■ TASK DESCRIPTION: Find and return each line containing "value".

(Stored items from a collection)
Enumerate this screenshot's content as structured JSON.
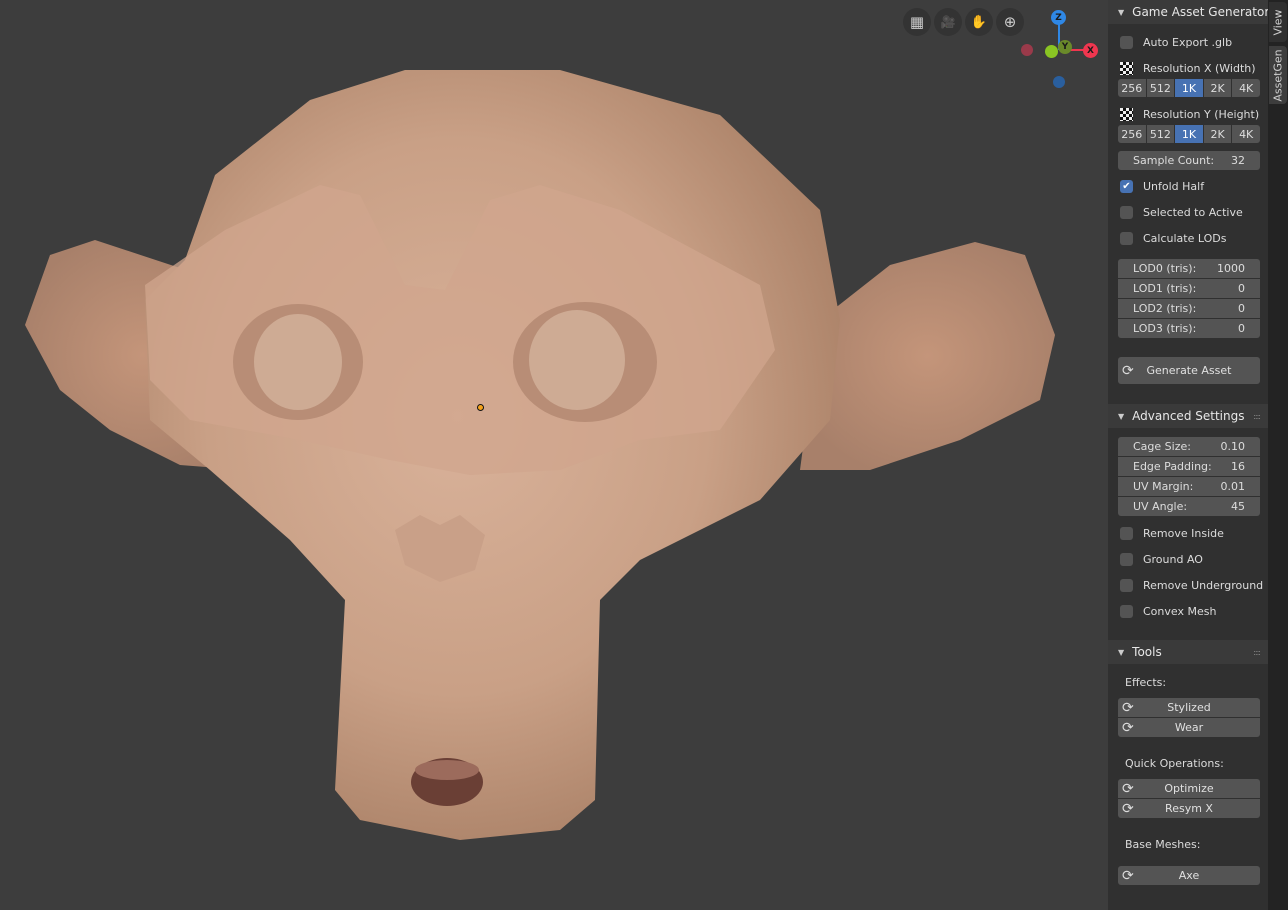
{
  "viewport": {
    "nav_buttons": [
      {
        "icon": "grid-icon",
        "glyph": "▦"
      },
      {
        "icon": "camera-icon",
        "glyph": "🎥"
      },
      {
        "icon": "hand-icon",
        "glyph": "✋"
      },
      {
        "icon": "zoom-icon",
        "glyph": "⊕"
      }
    ],
    "gizmo": {
      "z": "Z",
      "y": "Y",
      "x": "X",
      "colors": {
        "x": "#f0364f",
        "y": "#8ac523",
        "z": "#2f88e6"
      }
    }
  },
  "tabs": {
    "view": "View",
    "assetgen": "AssetGen"
  },
  "panel_main": {
    "title": "Game Asset Generator",
    "auto_export": {
      "label": "Auto Export .glb",
      "checked": false
    },
    "res_x": {
      "label": "Resolution X (Width)",
      "options": [
        "256",
        "512",
        "1K",
        "2K",
        "4K"
      ],
      "selected": "1K"
    },
    "res_y": {
      "label": "Resolution Y (Height)",
      "options": [
        "256",
        "512",
        "1K",
        "2K",
        "4K"
      ],
      "selected": "1K"
    },
    "sample_count": {
      "label": "Sample Count:",
      "value": "32"
    },
    "unfold_half": {
      "label": "Unfold Half",
      "checked": true
    },
    "selected_to_active": {
      "label": "Selected to Active",
      "checked": false
    },
    "calculate_lods": {
      "label": "Calculate LODs",
      "checked": false
    },
    "lods": [
      {
        "label": "LOD0 (tris):",
        "value": "1000"
      },
      {
        "label": "LOD1 (tris):",
        "value": "0"
      },
      {
        "label": "LOD2 (tris):",
        "value": "0"
      },
      {
        "label": "LOD3 (tris):",
        "value": "0"
      }
    ],
    "generate": "Generate Asset"
  },
  "panel_advanced": {
    "title": "Advanced Settings",
    "fields": [
      {
        "label": "Cage Size:",
        "value": "0.10"
      },
      {
        "label": "Edge Padding:",
        "value": "16"
      },
      {
        "label": "UV Margin:",
        "value": "0.01"
      },
      {
        "label": "UV Angle:",
        "value": "45"
      }
    ],
    "checks": [
      {
        "label": "Remove Inside",
        "checked": false
      },
      {
        "label": "Ground AO",
        "checked": false
      },
      {
        "label": "Remove Underground",
        "checked": false
      },
      {
        "label": "Convex Mesh",
        "checked": false
      }
    ]
  },
  "panel_tools": {
    "title": "Tools",
    "effects_label": "Effects:",
    "effects": [
      "Stylized",
      "Wear"
    ],
    "quick_label": "Quick Operations:",
    "quick": [
      "Optimize",
      "Resym X"
    ],
    "base_label": "Base Meshes:",
    "base": [
      "Axe"
    ]
  },
  "check_glyph": "✔",
  "refresh_glyph": "⟳"
}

■ TASK ANSWER:
      "value": "32"
        "value": "1000"
        "value": "0"
        "value": "0"
        "value": "0"
        "value": "0.10"
        "value": "16"
        "value": "0.01"
        "value": "45"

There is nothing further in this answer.